Figure data in JSON:
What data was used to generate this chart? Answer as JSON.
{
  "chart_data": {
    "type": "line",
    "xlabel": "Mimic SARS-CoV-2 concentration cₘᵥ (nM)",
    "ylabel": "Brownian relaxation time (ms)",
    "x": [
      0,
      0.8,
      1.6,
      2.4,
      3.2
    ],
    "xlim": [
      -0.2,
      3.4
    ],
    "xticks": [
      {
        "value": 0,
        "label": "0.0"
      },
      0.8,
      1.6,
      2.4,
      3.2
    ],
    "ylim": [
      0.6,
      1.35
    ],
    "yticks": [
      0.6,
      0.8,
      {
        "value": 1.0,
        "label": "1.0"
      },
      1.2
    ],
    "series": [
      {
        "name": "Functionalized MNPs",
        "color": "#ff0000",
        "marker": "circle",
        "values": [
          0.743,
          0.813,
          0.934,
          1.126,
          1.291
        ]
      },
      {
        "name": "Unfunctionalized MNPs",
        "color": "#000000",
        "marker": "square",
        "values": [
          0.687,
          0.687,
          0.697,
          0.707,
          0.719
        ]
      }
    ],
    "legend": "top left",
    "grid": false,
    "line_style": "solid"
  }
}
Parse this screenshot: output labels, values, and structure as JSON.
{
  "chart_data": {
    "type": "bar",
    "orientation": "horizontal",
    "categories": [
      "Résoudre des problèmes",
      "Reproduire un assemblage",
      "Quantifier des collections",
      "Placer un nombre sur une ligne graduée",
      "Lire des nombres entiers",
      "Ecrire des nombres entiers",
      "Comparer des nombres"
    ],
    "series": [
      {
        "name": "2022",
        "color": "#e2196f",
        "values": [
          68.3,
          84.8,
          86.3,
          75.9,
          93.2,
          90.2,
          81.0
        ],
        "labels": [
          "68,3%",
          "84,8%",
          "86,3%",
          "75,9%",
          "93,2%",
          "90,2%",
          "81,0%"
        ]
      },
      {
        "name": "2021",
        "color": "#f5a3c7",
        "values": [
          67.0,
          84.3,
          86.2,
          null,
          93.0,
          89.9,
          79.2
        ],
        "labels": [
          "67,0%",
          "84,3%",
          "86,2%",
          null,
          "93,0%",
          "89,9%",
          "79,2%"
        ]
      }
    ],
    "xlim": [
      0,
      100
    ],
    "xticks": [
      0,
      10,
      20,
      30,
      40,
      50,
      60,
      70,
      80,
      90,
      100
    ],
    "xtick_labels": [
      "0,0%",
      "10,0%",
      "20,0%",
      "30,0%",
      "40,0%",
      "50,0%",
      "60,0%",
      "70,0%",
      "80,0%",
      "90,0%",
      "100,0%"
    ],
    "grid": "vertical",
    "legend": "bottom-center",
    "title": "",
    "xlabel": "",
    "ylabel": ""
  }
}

# Work to do
Which lines hold the word "legend"? Copy all of them.

# Exercise answer
    "legend": "top left",
    "legend": "bottom-center",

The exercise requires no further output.